(Stored items)
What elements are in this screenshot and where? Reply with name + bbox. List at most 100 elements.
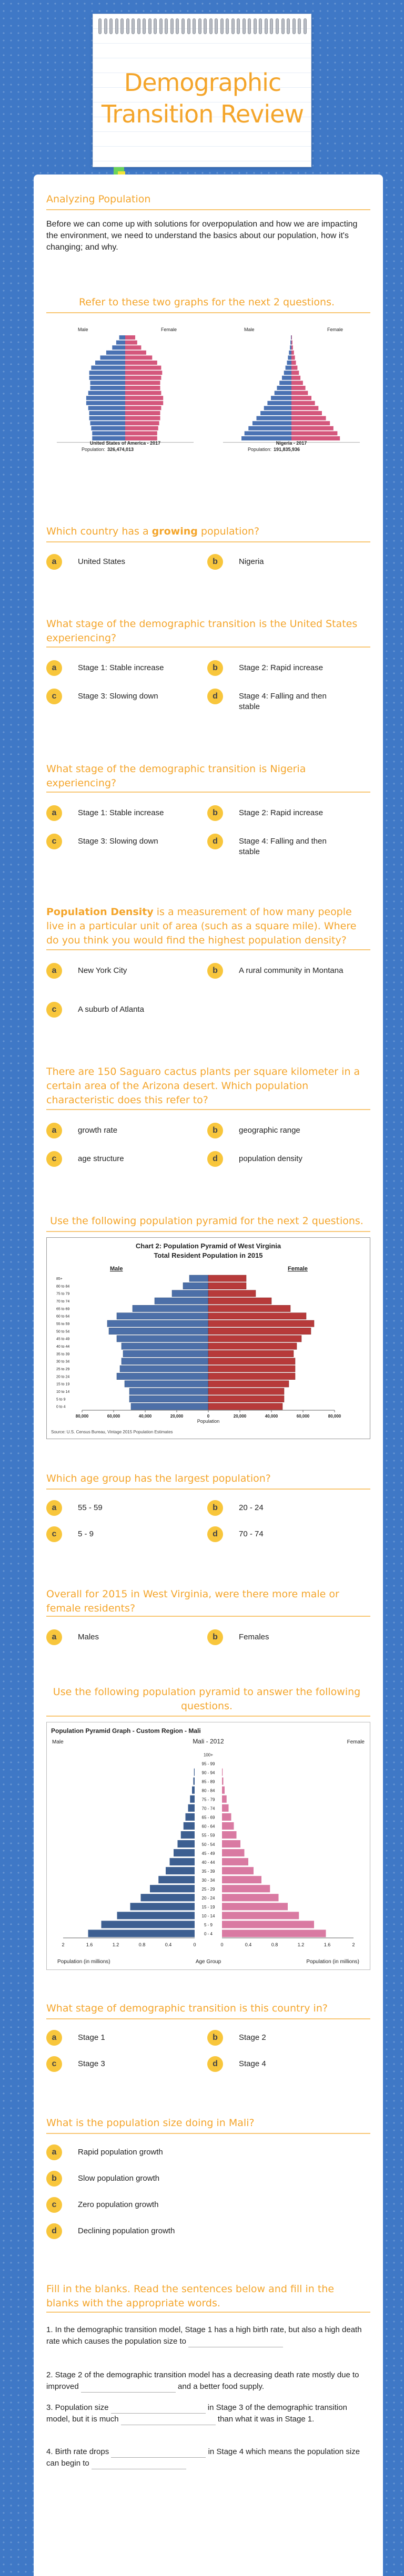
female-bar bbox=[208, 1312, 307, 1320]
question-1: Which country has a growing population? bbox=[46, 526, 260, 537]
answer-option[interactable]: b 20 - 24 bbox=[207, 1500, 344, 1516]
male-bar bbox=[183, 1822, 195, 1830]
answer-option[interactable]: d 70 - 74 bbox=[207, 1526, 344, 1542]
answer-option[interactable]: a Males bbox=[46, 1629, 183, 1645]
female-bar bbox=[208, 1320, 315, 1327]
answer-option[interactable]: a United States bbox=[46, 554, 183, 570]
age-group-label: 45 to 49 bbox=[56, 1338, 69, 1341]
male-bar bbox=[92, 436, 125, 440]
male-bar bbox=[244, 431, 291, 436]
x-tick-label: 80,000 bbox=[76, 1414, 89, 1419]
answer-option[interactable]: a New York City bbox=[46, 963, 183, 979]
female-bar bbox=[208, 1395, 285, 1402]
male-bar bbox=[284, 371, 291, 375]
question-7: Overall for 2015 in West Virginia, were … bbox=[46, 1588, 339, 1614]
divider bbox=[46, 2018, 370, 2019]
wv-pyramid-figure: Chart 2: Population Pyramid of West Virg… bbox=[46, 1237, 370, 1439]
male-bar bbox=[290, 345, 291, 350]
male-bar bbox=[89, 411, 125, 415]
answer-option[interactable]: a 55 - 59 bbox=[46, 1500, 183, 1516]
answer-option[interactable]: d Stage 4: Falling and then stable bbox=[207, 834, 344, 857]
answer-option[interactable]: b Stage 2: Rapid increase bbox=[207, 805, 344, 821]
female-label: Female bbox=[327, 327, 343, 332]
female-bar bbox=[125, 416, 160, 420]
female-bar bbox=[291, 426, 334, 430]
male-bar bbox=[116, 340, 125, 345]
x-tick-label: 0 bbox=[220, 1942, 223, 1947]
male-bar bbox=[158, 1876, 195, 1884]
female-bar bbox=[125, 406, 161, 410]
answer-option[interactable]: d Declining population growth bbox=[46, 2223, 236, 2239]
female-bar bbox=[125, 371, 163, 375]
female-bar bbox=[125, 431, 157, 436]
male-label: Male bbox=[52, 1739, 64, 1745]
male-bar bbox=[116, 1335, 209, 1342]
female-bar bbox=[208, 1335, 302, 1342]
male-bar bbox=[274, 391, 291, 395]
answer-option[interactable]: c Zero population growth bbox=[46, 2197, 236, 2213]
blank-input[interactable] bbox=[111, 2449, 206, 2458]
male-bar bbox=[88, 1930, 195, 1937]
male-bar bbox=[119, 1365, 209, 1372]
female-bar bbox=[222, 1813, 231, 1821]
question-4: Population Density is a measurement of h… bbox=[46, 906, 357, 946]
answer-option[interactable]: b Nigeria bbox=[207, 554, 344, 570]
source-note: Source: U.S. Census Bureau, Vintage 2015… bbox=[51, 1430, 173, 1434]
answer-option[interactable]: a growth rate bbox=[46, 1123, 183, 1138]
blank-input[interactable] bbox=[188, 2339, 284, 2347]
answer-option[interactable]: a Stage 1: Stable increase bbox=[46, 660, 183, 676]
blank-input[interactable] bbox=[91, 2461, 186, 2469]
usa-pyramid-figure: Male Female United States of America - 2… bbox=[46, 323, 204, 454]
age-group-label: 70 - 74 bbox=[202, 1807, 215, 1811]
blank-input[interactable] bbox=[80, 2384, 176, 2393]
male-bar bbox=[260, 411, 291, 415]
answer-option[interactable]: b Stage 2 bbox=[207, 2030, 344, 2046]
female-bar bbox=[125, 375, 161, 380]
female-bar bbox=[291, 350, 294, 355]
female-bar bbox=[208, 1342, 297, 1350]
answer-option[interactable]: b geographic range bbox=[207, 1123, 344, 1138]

Instructions for the task: Copy every line of the data above word for word, leaving out the pictures.

Solved problem:
What elements are in this screenshot and where? Reply with name + bbox. List at most 100 elements.
female-bar bbox=[208, 1312, 307, 1320]
question-1: Which country has a growing population? bbox=[46, 526, 260, 537]
answer-option[interactable]: b 20 - 24 bbox=[207, 1500, 344, 1516]
male-bar bbox=[183, 1822, 195, 1830]
answer-option[interactable]: d 70 - 74 bbox=[207, 1526, 344, 1542]
answer-option[interactable]: a Males bbox=[46, 1629, 183, 1645]
female-bar bbox=[208, 1320, 315, 1327]
answer-option[interactable]: a United States bbox=[46, 554, 183, 570]
age-group-label: 45 to 49 bbox=[56, 1338, 69, 1341]
male-bar bbox=[92, 436, 125, 440]
male-bar bbox=[244, 431, 291, 436]
x-tick-label: 80,000 bbox=[76, 1414, 89, 1419]
answer-option[interactable]: a New York City bbox=[46, 963, 183, 979]
female-bar bbox=[208, 1395, 285, 1402]
male-bar bbox=[284, 371, 291, 375]
question-7: Overall for 2015 in West Virginia, were … bbox=[46, 1588, 339, 1614]
divider bbox=[46, 2018, 370, 2019]
wv-pyramid-figure: Chart 2: Population Pyramid of West Virg… bbox=[46, 1237, 370, 1439]
male-bar bbox=[290, 345, 291, 350]
male-bar bbox=[89, 411, 125, 415]
answer-option[interactable]: a 55 - 59 bbox=[46, 1500, 183, 1516]
answer-option[interactable]: d Stage 4: Falling and then stable bbox=[207, 834, 344, 857]
answer-option[interactable]: b Stage 2: Rapid increase bbox=[207, 805, 344, 821]
female-label: Female bbox=[327, 327, 343, 332]
female-bar bbox=[125, 416, 160, 420]
female-bar bbox=[291, 426, 334, 430]
male-bar bbox=[116, 340, 125, 345]
x-tick-label: 0 bbox=[220, 1942, 223, 1947]
male-bar bbox=[158, 1876, 195, 1884]
female-bar bbox=[125, 406, 161, 410]
answer-option[interactable]: d Declining population growth bbox=[46, 2223, 236, 2239]
female-bar bbox=[125, 371, 163, 375]
female-bar bbox=[125, 431, 157, 436]
male-label: Male bbox=[52, 1739, 64, 1745]
male-bar bbox=[116, 1335, 209, 1342]
female-bar bbox=[208, 1335, 302, 1342]
male-bar bbox=[274, 391, 291, 395]
answer-option[interactable]: c Zero population growth bbox=[46, 2197, 236, 2213]
blank-input[interactable] bbox=[111, 2449, 206, 2458]
male-bar bbox=[88, 1930, 195, 1937]
male-bar bbox=[119, 1365, 209, 1372]
female-bar bbox=[222, 1813, 231, 1821]
question-4: Population Density is a measurement of h… bbox=[46, 906, 357, 946]
answer-option[interactable]: b Nigeria bbox=[207, 554, 344, 570]
source-note: Source: U.S. Census Bureau, Vintage 2015… bbox=[51, 1430, 173, 1434]
answer-option[interactable]: a growth rate bbox=[46, 1123, 183, 1138]
blank-input[interactable] bbox=[188, 2339, 284, 2347]
answer-option[interactable]: a Stage 1: Stable increase bbox=[46, 660, 183, 676]
blank-input[interactable] bbox=[91, 2461, 186, 2469]
usa-pyramid-figure: Male Female United States of America - 2… bbox=[46, 323, 204, 454]
age-group-label: 70 - 74 bbox=[202, 1807, 215, 1811]
blank-input[interactable] bbox=[80, 2384, 176, 2393]
male-bar bbox=[260, 411, 291, 415]
answer-option[interactable]: b Stage 2 bbox=[207, 2030, 344, 2046]
female-bar bbox=[125, 375, 161, 380]
female-bar bbox=[291, 350, 294, 355]
female-bar bbox=[208, 1342, 297, 1350]
answer-option[interactable]: b geographic range bbox=[207, 1123, 344, 1138]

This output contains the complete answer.